[INPUT]
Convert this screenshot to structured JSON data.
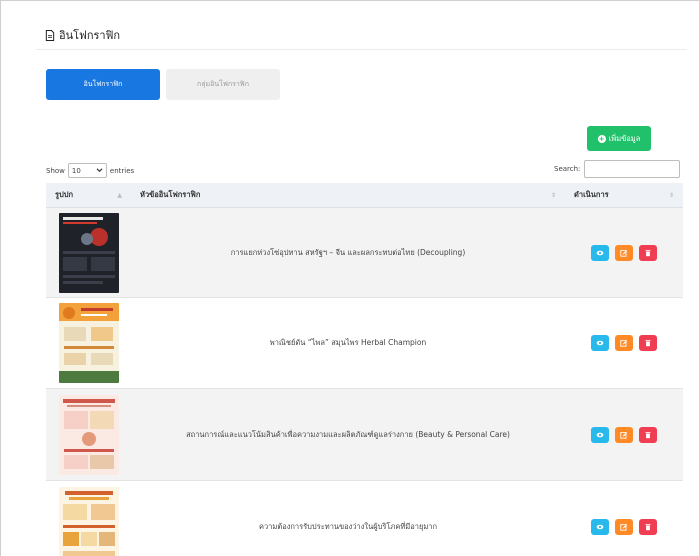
{
  "header": {
    "title": "อินโฟกราฟิก",
    "icon": "document-icon"
  },
  "tabs": [
    {
      "label": "อินโฟกราฟิก",
      "active": true
    },
    {
      "label": "กลุ่มอินโฟกราฟิก",
      "active": false
    }
  ],
  "toolbar": {
    "add_label": "เพิ่มข้อมูล"
  },
  "length": {
    "show": "Show",
    "value": "10",
    "entries": "entries"
  },
  "search": {
    "label": "Search:",
    "value": ""
  },
  "table": {
    "columns": [
      "รูปปก",
      "หัวข้ออินโฟกราฟิก",
      "ดำเนินการ"
    ],
    "rows": [
      {
        "title": "การแยกห่วงโซ่อุปทาน สหรัฐฯ – จีน และผลกระทบต่อไทย (Decoupling)"
      },
      {
        "title": "พาณิชย์ดัน “ไพล” สมุนไพร Herbal Champion"
      },
      {
        "title": "สถานการณ์และแนวโน้มสินค้าเพื่อความงามและผลิตภัณฑ์ดูแลร่างกาย (Beauty & Personal Care)"
      },
      {
        "title": "ความต้องการรับประทานของว่างในผู้บริโภคที่มีอายุมาก"
      }
    ]
  },
  "colors": {
    "primary": "#1877e0",
    "success": "#21c16b",
    "info": "#27b8ec",
    "warning": "#ff8a26",
    "danger": "#ef3d52"
  }
}
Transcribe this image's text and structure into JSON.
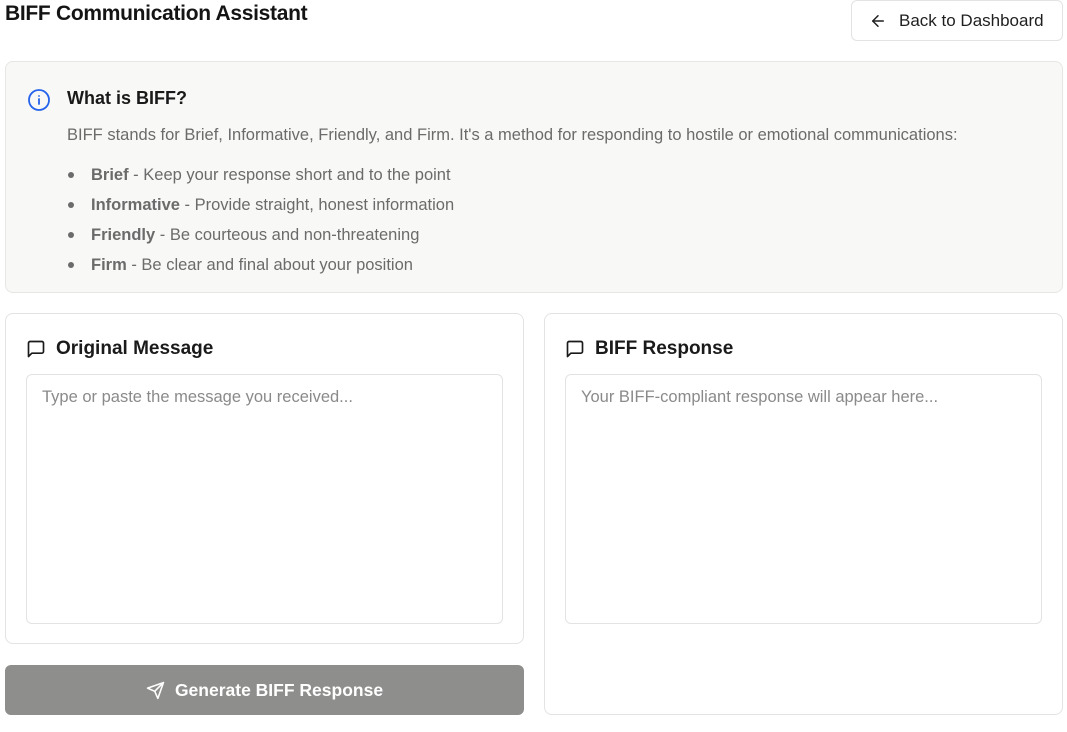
{
  "header": {
    "title": "BIFF Communication Assistant",
    "back_label": "Back to Dashboard"
  },
  "info": {
    "icon": "info-icon",
    "title": "What is BIFF?",
    "description": "BIFF stands for Brief, Informative, Friendly, and Firm. It's a method for responding to hostile or emotional communications:",
    "items": [
      {
        "term": "Brief",
        "text": " - Keep your response short and to the point"
      },
      {
        "term": "Informative",
        "text": " - Provide straight, honest information"
      },
      {
        "term": "Friendly",
        "text": " - Be courteous and non-threatening"
      },
      {
        "term": "Firm",
        "text": " - Be clear and final about your position"
      }
    ]
  },
  "original": {
    "icon": "message-square-icon",
    "title": "Original Message",
    "value": "",
    "placeholder": "Type or paste the message you received..."
  },
  "response": {
    "icon": "message-square-icon",
    "title": "BIFF Response",
    "value": "",
    "placeholder": "Your BIFF-compliant response will appear here..."
  },
  "generate": {
    "icon": "send-icon",
    "label": "Generate BIFF Response"
  },
  "colors": {
    "accent_info": "#2563eb",
    "button_disabled": "#8e8e8c",
    "card_background": "#f8f8f6"
  }
}
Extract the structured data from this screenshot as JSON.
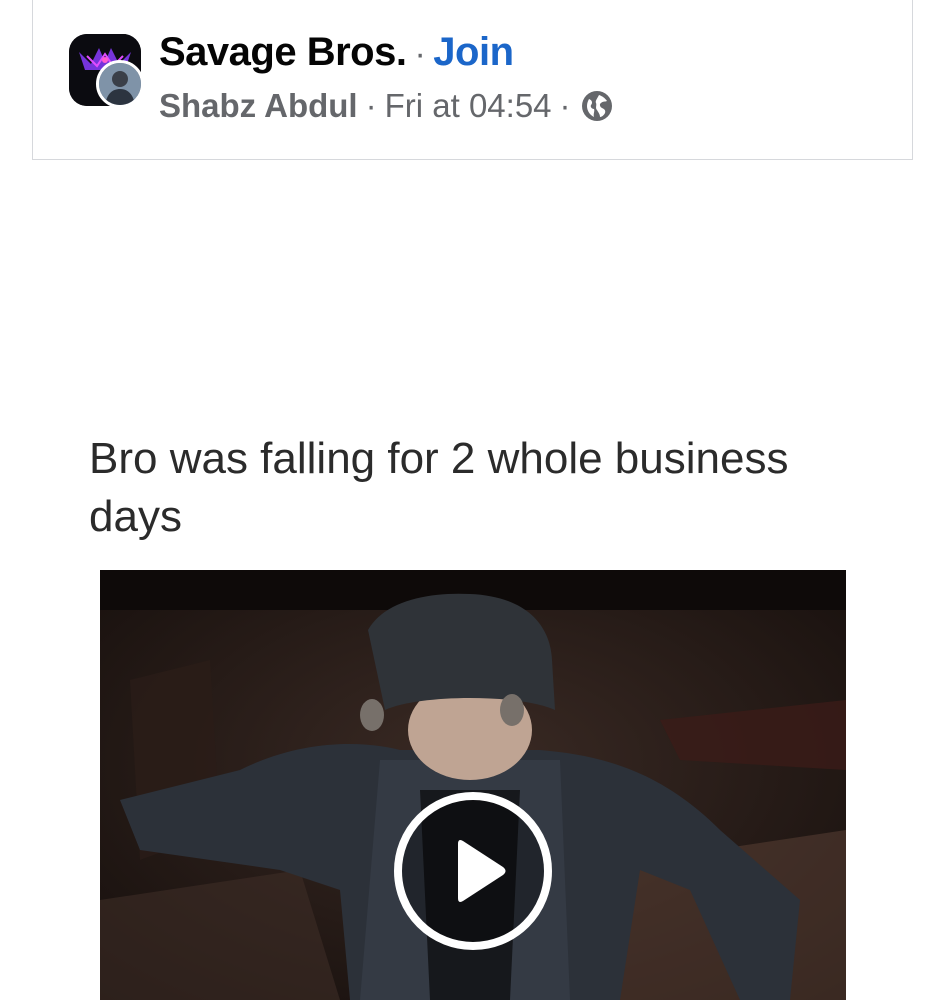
{
  "post": {
    "group_name": "Savage Bros.",
    "separator": "·",
    "join_label": "Join",
    "author_name": "Shabz Abdul",
    "timestamp": "Fri at 04:54",
    "audience_icon": "globe-icon"
  },
  "content": {
    "caption": "Bro was falling for 2 whole business days"
  },
  "media": {
    "type": "video",
    "play_icon": "play-icon"
  },
  "colors": {
    "link": "#1b66c9",
    "secondary_text": "#65676b",
    "primary_text": "#050505"
  }
}
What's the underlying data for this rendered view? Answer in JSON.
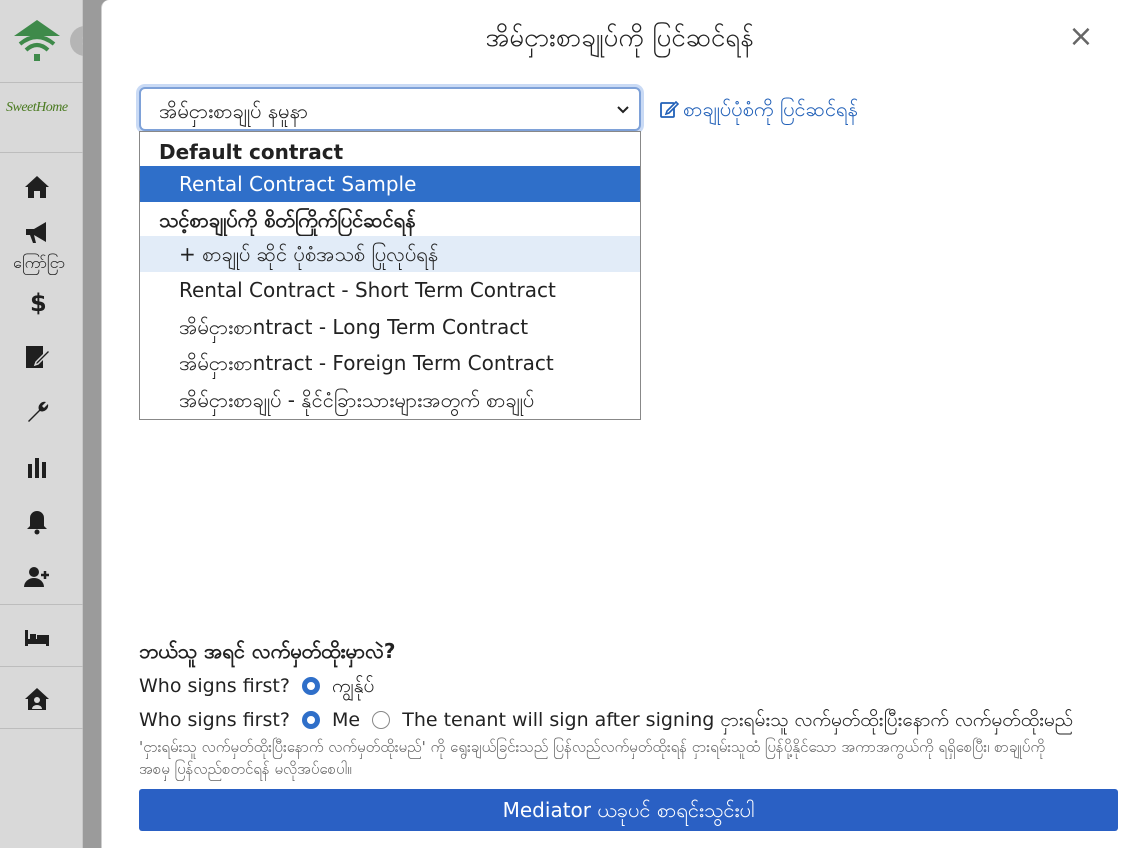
{
  "sidebar": {
    "brand": "SweetHome",
    "announcements_label": "ကြော်ငြာ"
  },
  "modal": {
    "title": "အိမ်ငှားစာချုပ်ကို ပြင်ဆင်ရန်",
    "close_symbol": "×"
  },
  "contract_select": {
    "selected_value": "အိမ်ငှားစာချုပ် နမူနာ"
  },
  "edit_link": "စာချုပ်ပုံစံကို ပြင်ဆင်ရန်",
  "dropdown": {
    "group_default": "Default contract",
    "option_sample": "Rental Contract Sample",
    "group_custom": "သင့်စာချုပ်ကို စိတ်ကြိုက်ပြင်ဆင်ရန်",
    "option_new": "+ စာချုပ် ဆိုင် ပုံစံအသစ် ပြုလုပ်ရန်",
    "option_short": "Rental Contract - Short Term Contract",
    "option_long": "အိမ်ငှားစာntract - Long Term Contract",
    "option_foreign": "အိမ်ငှားစာntract - Foreign Term Contract",
    "option_foreigners": "အိမ်ငှားစာချုပ် - နိုင်ငံခြားသားများအတွက် စာချုပ်"
  },
  "signing": {
    "question": "ဘယ်သူ အရင် လက်မှတ်ထိုးမှာလဲ?",
    "row1_label": "Who signs first?",
    "row1_option": "ကျွန်ုပ်",
    "row2_label": "Who signs first?",
    "row2_option_me": "Me",
    "row2_option_tenant": "The tenant will sign after signing ငှားရမ်းသူ လက်မှတ်ထိုးပြီးနောက် လက်မှတ်ထိုးမည်",
    "hint": "'ငှားရမ်းသူ လက်မှတ်ထိုးပြီးနောက် လက်မှတ်ထိုးမည်' ကို ရွေးချယ်ခြင်းသည် ပြန်လည်လက်မှတ်ထိုးရန် ငှားရမ်းသူထံ ပြန်ပို့နိုင်သော အကာအကွယ်ကို ရရှိစေပြီး၊ စာချုပ်ကို အစမှ ပြန်လည်စတင်ရန် မလိုအပ်စေပါ။"
  },
  "submit_button": "Mediator ယခုပင် စာရင်းသွင်းပါ",
  "colors": {
    "accent": "#2f6fc9",
    "button": "#2a60c4",
    "link": "#2160b8"
  }
}
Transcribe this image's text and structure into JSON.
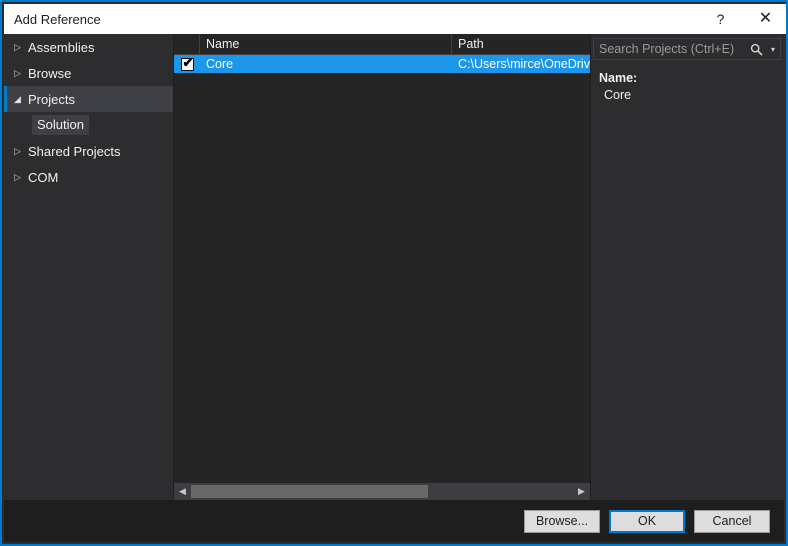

[EXERCISE OBJECTIVE]
Omit the pictures, then output the rest of the listing exactly.

[EXERCISE SOLUTION]
Convert this screenshot to structured JSON data.
{
  "header": {
    "title": "อินโฟกราฟิก",
    "icon": "document-icon"
  },
  "tabs": [
    {
      "label": "อินโฟกราฟิก",
      "active": true
    },
    {
      "label": "กลุ่มอินโฟกราฟิก",
      "active": false
    }
  ],
  "toolbar": {
    "add_label": "เพิ่มข้อมูล"
  },
  "length": {
    "show": "Show",
    "value": "10",
    "entries": "entries"
  },
  "search": {
    "label": "Search:",
    "value": ""
  },
  "table": {
    "columns": [
      "รูปปก",
      "หัวข้ออินโฟกราฟิก",
      "ดำเนินการ"
    ],
    "rows": [
      {
        "title": "การแยกห่วงโซ่อุปทาน สหรัฐฯ – จีน และผลกระทบต่อไทย (Decoupling)"
      },
      {
        "title": "พาณิชย์ดัน “ไพล” สมุนไพร Herbal Champion"
      },
      {
        "title": "สถานการณ์และแนวโน้มสินค้าเพื่อความงามและผลิตภัณฑ์ดูแลร่างกาย (Beauty & Personal Care)"
      },
      {
        "title": "ความต้องการรับประทานของว่างในผู้บริโภคที่มีอายุมาก"
      }
    ]
  },
  "colors": {
    "primary": "#1877e0",
    "success": "#21c16b",
    "info": "#27b8ec",
    "warning": "#ff8a26",
    "danger": "#ef3d52"
  }
}
Transcribe this image's text and structure into JSON.
{
  "header": {
    "title": "BIFF Communication Assistant",
    "back_label": "Back to Dashboard"
  },
  "info": {
    "icon": "info-icon",
    "title": "What is BIFF?",
    "description": "BIFF stands for Brief, Informative, Friendly, and Firm. It's a method for responding to hostile or emotional communications:",
    "items": [
      {
        "term": "Brief",
        "text": " - Keep your response short and to the point"
      },
      {
        "term": "Informative",
        "text": " - Provide straight, honest information"
      },
      {
        "term": "Friendly",
        "text": " - Be courteous and non-threatening"
      },
      {
        "term": "Firm",
        "text": " - Be clear and final about your position"
      }
    ]
  },
  "original": {
    "icon": "message-square-icon",
    "title": "Original Message",
    "value": "",
    "placeholder": "Type or paste the message you received..."
  },
  "response": {
    "icon": "message-square-icon",
    "title": "BIFF Response",
    "value": "",
    "placeholder": "Your BIFF-compliant response will appear here..."
  },
  "generate": {
    "icon": "send-icon",
    "label": "Generate BIFF Response"
  },
  "colors": {
    "accent_info": "#2563eb",
    "button_disabled": "#8e8e8c",
    "card_background": "#f8f8f6"
  }
}
Extract the structured data from this screenshot as JSON.
{
  "post": {
    "group_name": "Savage Bros.",
    "separator": "·",
    "join_label": "Join",
    "author_name": "Shabz Abdul",
    "timestamp": "Fri at 04:54",
    "audience_icon": "globe-icon"
  },
  "content": {
    "caption": "Bro was falling for 2 whole business days"
  },
  "media": {
    "type": "video",
    "play_icon": "play-icon"
  },
  "colors": {
    "link": "#1b66c9",
    "secondary_text": "#65676b",
    "primary_text": "#050505"
  }
}
What's the underlying data for this rendered view? Answer in JSON.
{
  "sidebar": {
    "brand": "SweetHome",
    "announcements_label": "ကြော်ငြာ"
  },
  "modal": {
    "title": "အိမ်ငှားစာချုပ်ကို ပြင်ဆင်ရန်",
    "close_symbol": "×"
  },
  "contract_select": {
    "selected_value": "အိမ်ငှားစာချုပ် နမူနာ"
  },
  "edit_link": "စာချုပ်ပုံစံကို ပြင်ဆင်ရန်",
  "dropdown": {
    "group_default": "Default contract",
    "option_sample": "Rental Contract Sample",
    "group_custom": "သင့်စာချုပ်ကို စိတ်ကြိုက်ပြင်ဆင်ရန်",
    "option_new": "+ စာချုပ် ဆိုင် ပုံစံအသစ် ပြုလုပ်ရန်",
    "option_short": "Rental Contract - Short Term Contract",
    "option_long": "အိမ်ငှားစာntract - Long Term Contract",
    "option_foreign": "အိမ်ငှားစာntract - Foreign Term Contract",
    "option_foreigners": "အိမ်ငှားစာချုပ် - နိုင်ငံခြားသားများအတွက် စာချုပ်"
  },
  "signing": {
    "question": "ဘယ်သူ အရင် လက်မှတ်ထိုးမှာလဲ?",
    "row1_label": "Who signs first?",
    "row1_option": "ကျွန်ုပ်",
    "row2_label": "Who signs first?",
    "row2_option_me": "Me",
    "row2_option_tenant": "The tenant will sign after signing ငှားရမ်းသူ လက်မှတ်ထိုးပြီးနောက် လက်မှတ်ထိုးမည်",
    "hint": "'ငှားရမ်းသူ လက်မှတ်ထိုးပြီးနောက် လက်မှတ်ထိုးမည်' ကို ရွေးချယ်ခြင်းသည် ပြန်လည်လက်မှတ်ထိုးရန် ငှားရမ်းသူထံ ပြန်ပို့နိုင်သော အကာအကွယ်ကို ရရှိစေပြီး၊ စာချုပ်ကို အစမှ ပြန်လည်စတင်ရန် မလိုအပ်စေပါ။"
  },
  "submit_button": "Mediator ယခုပင် စာရင်းသွင်းပါ",
  "colors": {
    "accent": "#2f6fc9",
    "button": "#2a60c4",
    "link": "#2160b8"
  }
}
Transcribe this image's text and structure into JSON.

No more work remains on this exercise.